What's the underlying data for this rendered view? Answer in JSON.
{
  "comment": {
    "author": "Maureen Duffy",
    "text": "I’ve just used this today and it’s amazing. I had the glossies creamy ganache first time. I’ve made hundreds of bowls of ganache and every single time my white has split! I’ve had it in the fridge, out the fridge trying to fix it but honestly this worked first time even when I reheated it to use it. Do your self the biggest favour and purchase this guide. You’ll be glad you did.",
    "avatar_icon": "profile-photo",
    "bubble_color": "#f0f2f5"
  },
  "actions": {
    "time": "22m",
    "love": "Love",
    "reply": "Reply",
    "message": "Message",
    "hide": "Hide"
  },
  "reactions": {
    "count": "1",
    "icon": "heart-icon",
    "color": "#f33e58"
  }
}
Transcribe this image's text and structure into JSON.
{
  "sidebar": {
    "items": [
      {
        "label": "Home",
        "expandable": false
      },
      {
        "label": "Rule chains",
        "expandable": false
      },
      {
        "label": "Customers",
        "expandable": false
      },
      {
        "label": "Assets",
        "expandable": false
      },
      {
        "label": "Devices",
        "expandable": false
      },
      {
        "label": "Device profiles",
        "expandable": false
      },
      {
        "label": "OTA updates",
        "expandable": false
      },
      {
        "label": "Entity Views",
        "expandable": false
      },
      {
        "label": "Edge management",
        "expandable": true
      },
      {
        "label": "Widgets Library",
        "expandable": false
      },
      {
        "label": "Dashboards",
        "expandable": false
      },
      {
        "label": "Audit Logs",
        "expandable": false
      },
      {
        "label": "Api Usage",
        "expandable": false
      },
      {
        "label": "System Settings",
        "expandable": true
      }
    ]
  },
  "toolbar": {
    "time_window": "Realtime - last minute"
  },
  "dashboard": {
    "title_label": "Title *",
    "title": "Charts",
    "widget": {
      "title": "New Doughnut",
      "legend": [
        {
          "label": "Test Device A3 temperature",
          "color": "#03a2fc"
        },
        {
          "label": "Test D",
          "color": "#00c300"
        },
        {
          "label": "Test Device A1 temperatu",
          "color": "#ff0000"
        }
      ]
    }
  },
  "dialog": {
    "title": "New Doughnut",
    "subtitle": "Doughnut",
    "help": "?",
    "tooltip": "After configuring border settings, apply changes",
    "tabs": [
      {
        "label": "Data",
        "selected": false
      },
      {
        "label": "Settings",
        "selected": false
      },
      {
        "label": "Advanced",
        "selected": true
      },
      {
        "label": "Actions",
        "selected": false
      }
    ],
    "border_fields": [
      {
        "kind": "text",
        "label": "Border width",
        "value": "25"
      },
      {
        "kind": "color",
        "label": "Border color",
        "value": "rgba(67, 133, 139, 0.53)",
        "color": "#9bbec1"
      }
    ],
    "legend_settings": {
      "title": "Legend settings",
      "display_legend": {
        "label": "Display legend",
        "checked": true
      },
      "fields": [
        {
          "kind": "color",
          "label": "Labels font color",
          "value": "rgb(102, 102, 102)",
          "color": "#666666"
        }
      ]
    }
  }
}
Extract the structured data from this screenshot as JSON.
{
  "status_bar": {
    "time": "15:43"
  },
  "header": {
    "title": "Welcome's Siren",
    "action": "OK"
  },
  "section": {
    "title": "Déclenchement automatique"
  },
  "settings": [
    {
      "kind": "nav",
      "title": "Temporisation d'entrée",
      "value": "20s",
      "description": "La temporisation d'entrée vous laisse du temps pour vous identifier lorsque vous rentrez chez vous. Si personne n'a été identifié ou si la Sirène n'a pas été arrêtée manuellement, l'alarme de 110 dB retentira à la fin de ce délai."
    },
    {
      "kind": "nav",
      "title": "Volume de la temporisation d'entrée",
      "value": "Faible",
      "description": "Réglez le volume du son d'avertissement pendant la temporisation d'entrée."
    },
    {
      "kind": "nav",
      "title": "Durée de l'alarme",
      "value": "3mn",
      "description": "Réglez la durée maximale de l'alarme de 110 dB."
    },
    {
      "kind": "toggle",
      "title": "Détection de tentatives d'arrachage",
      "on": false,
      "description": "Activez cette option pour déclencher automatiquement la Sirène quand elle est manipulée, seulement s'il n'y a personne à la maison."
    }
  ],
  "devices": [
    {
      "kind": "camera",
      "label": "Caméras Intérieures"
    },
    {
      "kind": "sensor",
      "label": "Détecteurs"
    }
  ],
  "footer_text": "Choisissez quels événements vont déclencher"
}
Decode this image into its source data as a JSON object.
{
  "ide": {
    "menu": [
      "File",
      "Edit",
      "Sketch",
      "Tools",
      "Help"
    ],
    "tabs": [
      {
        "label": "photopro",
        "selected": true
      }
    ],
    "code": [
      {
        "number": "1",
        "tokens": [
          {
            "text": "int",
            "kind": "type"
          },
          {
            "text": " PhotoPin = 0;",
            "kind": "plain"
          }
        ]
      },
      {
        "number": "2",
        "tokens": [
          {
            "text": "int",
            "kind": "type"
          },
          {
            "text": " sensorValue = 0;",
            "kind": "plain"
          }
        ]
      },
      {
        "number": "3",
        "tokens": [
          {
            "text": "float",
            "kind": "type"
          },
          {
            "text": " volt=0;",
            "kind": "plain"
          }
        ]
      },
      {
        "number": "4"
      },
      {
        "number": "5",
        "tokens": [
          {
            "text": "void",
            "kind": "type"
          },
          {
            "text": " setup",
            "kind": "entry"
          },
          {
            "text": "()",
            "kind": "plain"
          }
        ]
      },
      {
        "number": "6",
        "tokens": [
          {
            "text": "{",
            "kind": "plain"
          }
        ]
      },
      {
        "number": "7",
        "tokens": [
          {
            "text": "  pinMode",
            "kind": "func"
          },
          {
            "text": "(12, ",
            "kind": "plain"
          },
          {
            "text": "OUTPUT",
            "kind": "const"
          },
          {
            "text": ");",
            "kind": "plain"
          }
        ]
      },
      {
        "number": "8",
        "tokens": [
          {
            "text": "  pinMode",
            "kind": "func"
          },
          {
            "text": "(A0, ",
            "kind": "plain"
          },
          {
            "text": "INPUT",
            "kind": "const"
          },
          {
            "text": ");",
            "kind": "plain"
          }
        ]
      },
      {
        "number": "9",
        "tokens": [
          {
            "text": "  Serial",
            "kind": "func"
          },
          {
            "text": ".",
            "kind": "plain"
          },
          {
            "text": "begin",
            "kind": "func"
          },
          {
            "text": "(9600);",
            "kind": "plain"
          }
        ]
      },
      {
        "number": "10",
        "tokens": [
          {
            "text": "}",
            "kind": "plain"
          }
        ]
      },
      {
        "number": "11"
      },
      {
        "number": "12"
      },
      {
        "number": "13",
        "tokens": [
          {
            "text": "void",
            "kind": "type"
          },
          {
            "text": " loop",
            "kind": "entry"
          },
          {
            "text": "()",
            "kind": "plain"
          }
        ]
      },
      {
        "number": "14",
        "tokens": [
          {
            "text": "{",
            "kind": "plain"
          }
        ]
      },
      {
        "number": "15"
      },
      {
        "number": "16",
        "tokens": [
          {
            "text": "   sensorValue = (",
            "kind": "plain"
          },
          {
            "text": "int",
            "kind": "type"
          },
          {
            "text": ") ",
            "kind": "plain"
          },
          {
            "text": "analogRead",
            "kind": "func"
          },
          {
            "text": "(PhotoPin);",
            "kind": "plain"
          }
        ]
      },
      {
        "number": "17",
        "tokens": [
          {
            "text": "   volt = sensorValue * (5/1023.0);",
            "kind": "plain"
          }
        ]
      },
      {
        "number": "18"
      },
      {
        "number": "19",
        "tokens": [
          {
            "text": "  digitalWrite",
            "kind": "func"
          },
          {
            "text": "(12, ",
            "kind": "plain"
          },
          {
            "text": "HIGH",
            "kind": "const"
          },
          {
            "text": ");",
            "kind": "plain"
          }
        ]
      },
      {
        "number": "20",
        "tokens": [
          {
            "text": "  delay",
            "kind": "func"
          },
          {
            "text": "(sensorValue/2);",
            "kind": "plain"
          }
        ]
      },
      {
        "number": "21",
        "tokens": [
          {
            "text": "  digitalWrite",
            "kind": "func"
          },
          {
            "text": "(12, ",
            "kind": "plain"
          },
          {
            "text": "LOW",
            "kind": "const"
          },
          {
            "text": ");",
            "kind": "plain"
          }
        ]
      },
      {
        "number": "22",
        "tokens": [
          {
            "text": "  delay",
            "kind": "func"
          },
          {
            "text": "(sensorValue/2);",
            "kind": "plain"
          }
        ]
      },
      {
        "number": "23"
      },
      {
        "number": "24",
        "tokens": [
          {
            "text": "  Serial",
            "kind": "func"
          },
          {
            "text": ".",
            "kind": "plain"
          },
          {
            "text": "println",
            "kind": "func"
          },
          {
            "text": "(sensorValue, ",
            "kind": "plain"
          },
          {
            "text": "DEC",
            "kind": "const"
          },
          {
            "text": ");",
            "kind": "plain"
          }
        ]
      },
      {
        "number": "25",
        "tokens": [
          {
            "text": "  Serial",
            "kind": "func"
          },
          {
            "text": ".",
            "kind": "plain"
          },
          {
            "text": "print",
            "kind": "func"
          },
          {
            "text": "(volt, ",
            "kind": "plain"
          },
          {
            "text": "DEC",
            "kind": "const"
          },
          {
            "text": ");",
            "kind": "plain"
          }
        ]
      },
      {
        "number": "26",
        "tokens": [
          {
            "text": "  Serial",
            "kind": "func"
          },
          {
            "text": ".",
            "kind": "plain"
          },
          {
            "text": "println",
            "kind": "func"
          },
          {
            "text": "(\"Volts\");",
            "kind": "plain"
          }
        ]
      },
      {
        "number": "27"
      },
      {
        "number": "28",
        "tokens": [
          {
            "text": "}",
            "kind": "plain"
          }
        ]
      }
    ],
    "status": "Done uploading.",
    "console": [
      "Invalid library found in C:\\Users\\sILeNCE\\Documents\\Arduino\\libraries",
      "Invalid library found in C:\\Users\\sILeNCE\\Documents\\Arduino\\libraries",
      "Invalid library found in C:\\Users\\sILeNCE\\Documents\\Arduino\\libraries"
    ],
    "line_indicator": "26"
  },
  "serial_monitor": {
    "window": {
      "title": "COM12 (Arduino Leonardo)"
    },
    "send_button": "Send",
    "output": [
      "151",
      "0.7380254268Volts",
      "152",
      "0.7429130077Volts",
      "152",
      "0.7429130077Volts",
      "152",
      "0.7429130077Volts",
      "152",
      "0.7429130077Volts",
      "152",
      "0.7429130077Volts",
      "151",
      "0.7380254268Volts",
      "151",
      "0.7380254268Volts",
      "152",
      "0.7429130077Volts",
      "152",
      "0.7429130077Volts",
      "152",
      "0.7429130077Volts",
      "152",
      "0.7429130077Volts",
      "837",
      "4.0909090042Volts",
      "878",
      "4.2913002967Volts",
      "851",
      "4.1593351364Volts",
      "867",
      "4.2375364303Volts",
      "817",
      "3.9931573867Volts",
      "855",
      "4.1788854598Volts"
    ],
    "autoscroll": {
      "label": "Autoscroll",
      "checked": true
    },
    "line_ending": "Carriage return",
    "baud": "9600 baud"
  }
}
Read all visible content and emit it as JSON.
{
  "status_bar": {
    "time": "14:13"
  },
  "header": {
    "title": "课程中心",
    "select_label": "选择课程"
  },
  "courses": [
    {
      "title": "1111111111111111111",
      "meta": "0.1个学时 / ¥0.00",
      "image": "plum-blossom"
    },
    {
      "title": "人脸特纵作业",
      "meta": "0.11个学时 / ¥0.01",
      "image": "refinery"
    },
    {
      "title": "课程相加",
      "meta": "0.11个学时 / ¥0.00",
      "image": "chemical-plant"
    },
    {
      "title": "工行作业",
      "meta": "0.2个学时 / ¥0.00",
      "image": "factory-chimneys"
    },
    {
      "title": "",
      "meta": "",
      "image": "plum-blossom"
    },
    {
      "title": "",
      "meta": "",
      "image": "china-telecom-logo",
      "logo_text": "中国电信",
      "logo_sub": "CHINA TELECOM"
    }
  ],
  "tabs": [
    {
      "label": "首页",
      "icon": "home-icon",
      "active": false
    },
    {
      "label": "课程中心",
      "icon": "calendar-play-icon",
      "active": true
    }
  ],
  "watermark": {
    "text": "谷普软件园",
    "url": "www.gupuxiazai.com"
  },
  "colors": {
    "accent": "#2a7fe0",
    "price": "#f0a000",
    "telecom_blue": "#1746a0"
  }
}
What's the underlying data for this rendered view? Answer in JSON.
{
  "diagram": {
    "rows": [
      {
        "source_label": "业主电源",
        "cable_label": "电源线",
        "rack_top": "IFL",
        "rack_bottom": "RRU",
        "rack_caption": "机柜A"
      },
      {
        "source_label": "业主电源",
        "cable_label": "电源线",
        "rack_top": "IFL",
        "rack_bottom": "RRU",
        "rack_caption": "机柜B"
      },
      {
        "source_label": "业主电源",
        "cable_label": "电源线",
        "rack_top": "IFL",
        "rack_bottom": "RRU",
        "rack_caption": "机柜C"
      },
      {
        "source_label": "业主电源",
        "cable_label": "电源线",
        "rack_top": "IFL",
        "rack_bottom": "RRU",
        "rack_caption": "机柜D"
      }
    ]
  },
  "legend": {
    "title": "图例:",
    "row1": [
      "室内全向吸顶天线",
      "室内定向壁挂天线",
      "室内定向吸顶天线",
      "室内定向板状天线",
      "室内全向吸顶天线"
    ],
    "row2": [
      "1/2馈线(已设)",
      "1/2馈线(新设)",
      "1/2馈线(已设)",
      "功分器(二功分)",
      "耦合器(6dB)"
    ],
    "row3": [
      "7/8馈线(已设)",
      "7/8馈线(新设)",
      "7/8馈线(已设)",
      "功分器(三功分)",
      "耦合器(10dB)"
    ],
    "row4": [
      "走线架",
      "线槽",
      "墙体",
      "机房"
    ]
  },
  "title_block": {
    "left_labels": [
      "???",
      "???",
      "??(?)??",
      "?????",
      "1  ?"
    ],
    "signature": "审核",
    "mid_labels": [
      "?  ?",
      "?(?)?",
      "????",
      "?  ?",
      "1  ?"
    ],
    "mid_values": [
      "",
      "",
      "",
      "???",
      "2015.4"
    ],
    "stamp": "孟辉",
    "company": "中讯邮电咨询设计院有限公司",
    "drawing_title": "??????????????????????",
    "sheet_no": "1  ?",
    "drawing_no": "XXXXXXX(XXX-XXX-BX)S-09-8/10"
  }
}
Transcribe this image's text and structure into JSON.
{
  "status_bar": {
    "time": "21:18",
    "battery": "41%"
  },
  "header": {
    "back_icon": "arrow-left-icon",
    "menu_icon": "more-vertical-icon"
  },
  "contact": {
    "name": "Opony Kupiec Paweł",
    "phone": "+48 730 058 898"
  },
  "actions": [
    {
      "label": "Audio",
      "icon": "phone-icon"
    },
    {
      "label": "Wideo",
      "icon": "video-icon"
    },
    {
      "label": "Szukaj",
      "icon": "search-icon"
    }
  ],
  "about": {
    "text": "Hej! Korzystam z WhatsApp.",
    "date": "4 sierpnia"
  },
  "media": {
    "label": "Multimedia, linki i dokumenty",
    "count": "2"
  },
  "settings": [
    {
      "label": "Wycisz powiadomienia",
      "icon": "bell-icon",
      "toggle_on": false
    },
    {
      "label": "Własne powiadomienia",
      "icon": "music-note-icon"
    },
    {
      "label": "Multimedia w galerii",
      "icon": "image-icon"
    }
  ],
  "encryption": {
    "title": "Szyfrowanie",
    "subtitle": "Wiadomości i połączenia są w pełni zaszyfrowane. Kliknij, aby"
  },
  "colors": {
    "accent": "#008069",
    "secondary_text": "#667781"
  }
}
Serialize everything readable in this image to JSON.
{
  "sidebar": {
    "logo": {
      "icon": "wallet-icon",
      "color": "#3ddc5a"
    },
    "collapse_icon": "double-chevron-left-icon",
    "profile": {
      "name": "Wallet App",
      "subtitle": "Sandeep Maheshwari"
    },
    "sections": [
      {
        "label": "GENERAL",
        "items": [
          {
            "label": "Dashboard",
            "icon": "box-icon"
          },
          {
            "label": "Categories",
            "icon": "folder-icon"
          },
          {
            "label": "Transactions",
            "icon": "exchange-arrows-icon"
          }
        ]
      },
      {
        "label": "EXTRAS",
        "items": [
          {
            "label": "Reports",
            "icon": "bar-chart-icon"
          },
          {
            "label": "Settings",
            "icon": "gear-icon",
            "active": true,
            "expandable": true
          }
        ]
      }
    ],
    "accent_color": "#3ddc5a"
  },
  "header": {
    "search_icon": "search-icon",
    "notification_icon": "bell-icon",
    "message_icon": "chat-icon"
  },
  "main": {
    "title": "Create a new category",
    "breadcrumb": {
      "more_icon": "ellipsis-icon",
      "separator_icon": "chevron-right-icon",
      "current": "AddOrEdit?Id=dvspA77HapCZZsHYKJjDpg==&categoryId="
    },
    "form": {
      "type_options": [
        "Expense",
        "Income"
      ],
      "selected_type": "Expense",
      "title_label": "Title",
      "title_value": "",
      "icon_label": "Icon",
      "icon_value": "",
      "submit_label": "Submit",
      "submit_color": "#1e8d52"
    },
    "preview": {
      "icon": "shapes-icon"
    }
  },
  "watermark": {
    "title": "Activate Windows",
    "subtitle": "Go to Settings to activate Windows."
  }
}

++++++

Pick out each line containing the string "Arduino" and copy it.

-- Answer to the problem --
      "Invalid library found in C:\\Users\\sILeNCE\\Documents\\Arduino\\libraries",
      "Invalid library found in C:\\Users\\sILeNCE\\Documents\\Arduino\\libraries",
      "Invalid library found in C:\\Users\\sILeNCE\\Documents\\Arduino\\libraries"
      "title": "COM12 (Arduino Leonardo)"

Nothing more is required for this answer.